> **Records to use**:
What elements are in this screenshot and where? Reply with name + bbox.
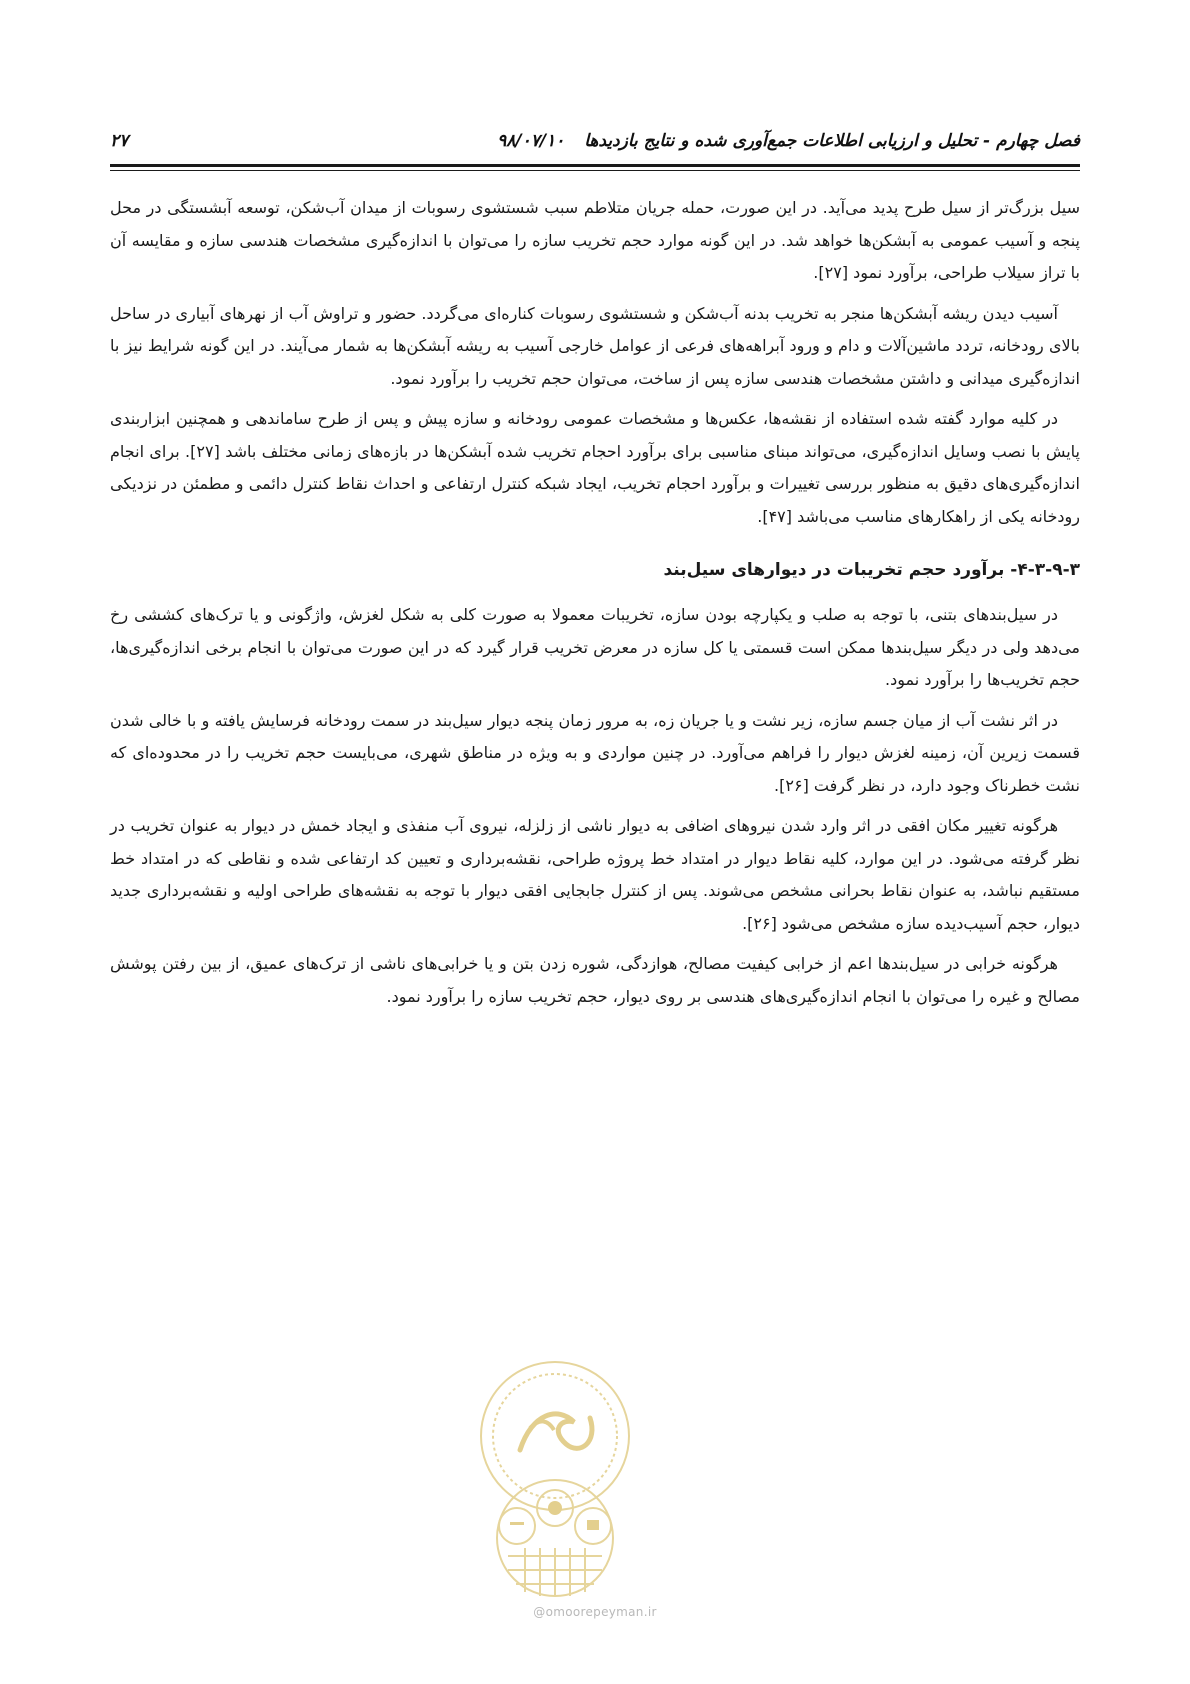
page-header [110,128,1080,158]
paragraph: آسیب دیدن ریشه آبشکن‌ها منجر به تخریب بدنه آب‌شکن و شستشوی رسوبات کناره‌ای می‌گردد. حضور و تراوش آب از نهرهای آبیاری در ساحل بالای رودخانه، تردد ماشین‌آلات و دام و ورود آبراهه‌های فرعی از عوامل خارجی آسیب به ریشه آبشکن‌ها به شمار می‌آیند. در این گونه شرایط نیز با اندازه‌گیری میدانی و داشتن مشخصات هندسی سازه پس از ساخت، می‌توان حجم تخریب را برآورد نمود. [110,303,1080,388]
watermark-logo [470,1358,640,1608]
header-date: ۹۸/۰۷/۱۰ [497,131,565,151]
paragraph: در اثر نشت آب از میان جسم سازه، زیر نشت و یا جریان زه، به مرور زمان پنجه دیوار سیل‌بند در سمت رودخانه فرسایش یافته و با خالی شدن قسمت زیرین آن، زمینه لغزش دیوار را فراهم می‌آورد. در چنین مواردی و به ویژه در مناطق شهری، می‌بایست حجم تخریب را در محدوده‌ای که نشت خطرناک وجود دارد، در نظر گرفت [۲۶]. [110,710,1080,795]
watermark-url: @omoorepeyman.ir [533,1605,657,1619]
paragraph: در سیل‌بندهای بتنی، با توجه به صلب و یکپارچه بودن سازه، تخریبات معمولا به صورت کلی به شکل لغزش، واژگونی و یا ترک‌های کششی رخ می‌دهد ولی در دیگر سیل‌بندها ممکن است قسمتی یا کل سازه در معرض تخریب قرار گیرد که در این صورت می‌توان با انجام برخی اندازه‌گیری‌ها، حجم تخریب‌ها را برآورد نمود. [110,605,1080,689]
page-body [110,192,1080,1021]
paragraph: هرگونه تغییر مکان افقی در اثر وارد شدن نیروهای اضافی به دیوار ناشی از زلزله، نیروی آب منفذی و ایجاد خمش در دیوار به عنوان تخریب در نظر گرفته می‌شود. در این موارد، کلیه نقاط دیوار در امتداد خط پروژه طراحی، نقشه‌برداری و تعیین کد ارتفاعی شده و نقاطی که در امتداد خط مستقیم نباشد، به عنوان نقاط بحرانی مشخص می‌شوند. پس از کنترل جابجایی افقی دیوار با توجه به نقشه‌های طراحی اولیه و نقشه‌برداری جدید دیوار، حجم آسیب‌دیده سازه مشخص می‌شود [۲۶]. [110,816,1080,933]
paragraph: در کلیه موارد گفته شده استفاده از نقشه‌ها، عکس‌ها و مشخصات عمومی رودخانه و سازه پیش و پس از طرح ساماندهی و همچنین ابزاربندی پایش با نصب وسایل اندازه‌گیری، می‌تواند مبنای مناسبی برای برآورد احجام تخریب شده آبشکن‌ها در بازه‌های زمانی مختلف باشد [۲۷]. برای انجام اندازه‌گیری‌های دقیق به منظور بررسی تغییرات و برآورد احجام تخریب، ایجاد شبکه کنترل ارتفاعی و احداث نقاط کنترل دائمی و مطمئن در نزدیکی رودخانه یکی از راهکارهای مناسب می‌باشد [۴۷]. [110,409,1080,526]
paragraph: سیل بزرگ‌تر از سیل طرح پدید می‌آید. در این صورت، حمله جریان متلاطم سبب شستشوی رسوبات از میدان آب‌شکن، توسعه آبشستگی در محل پنجه و آسیب عمومی به آبشکن‌ها خواهد شد. در این گونه موارد حجم تخریب سازه را می‌توان با اندازه‌گیری مشخصات هندسی سازه و مقایسه آن با تراز سیلاب طراحی، برآورد نمود [۲۷]. [110,198,1080,282]
page-number: ۲۷ [110,131,129,151]
header-rule-thin [110,170,1080,171]
section-heading: ۴-۳-۹-۳- برآورد حجم تخریبات در دیوارهای سیل‌بند [663,560,1080,580]
chapter-title-text: فصل چهارم - تحلیل و ارزیابی اطلاعات جمع‌آوری شده و نتایج بازدیدها [584,131,1080,151]
paragraph: هرگونه خرابی در سیل‌بندها اعم از خرابی کیفیت مصالح، هوازدگی، شوره زدن بتن و یا خرابی‌های ناشی از ترک‌های عمیق، از بین رفتن پوشش مصالح و غیره را می‌توان با انجام اندازه‌گیری‌های هندسی بر روی دیوار، حجم تخریب سازه را برآورد نمود. [110,954,1080,1006]
chapter-title [497,128,1080,154]
header-rule-thick [110,164,1080,167]
seal-icon [470,1358,640,1608]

> **What you will do**: List each line of the listing above that contains the word "لغزش".

> **Answer to the exercise**:
paragraph: در اثر نشت آب از میان جسم سازه، زیر نشت و یا جریان زه، به مرور زمان پنجه دیوار سیل‌بند در سمت رودخانه فرسایش یافته و با خالی شدن قسمت زیرین آن، زمینه لغزش دیوار را فراهم می‌آورد. در چنین مواردی و به ویژه در مناطق شهری، می‌بایست حجم تخریب را در محدوده‌ای که نشت خطرناک وجود دارد، در نظر گرفت [۲۶]. [110,710,1080,795]
paragraph: در سیل‌بندهای بتنی، با توجه به صلب و یکپارچه بودن سازه، تخریبات معمولا به صورت کلی به شکل لغزش، واژگونی و یا ترک‌های کششی رخ می‌دهد ولی در دیگر سیل‌بندها ممکن است قسمتی یا کل سازه در معرض تخریب قرار گیرد که در این صورت می‌توان با انجام برخی اندازه‌گیری‌ها، حجم تخریب‌ها را برآورد نمود. [110,605,1080,689]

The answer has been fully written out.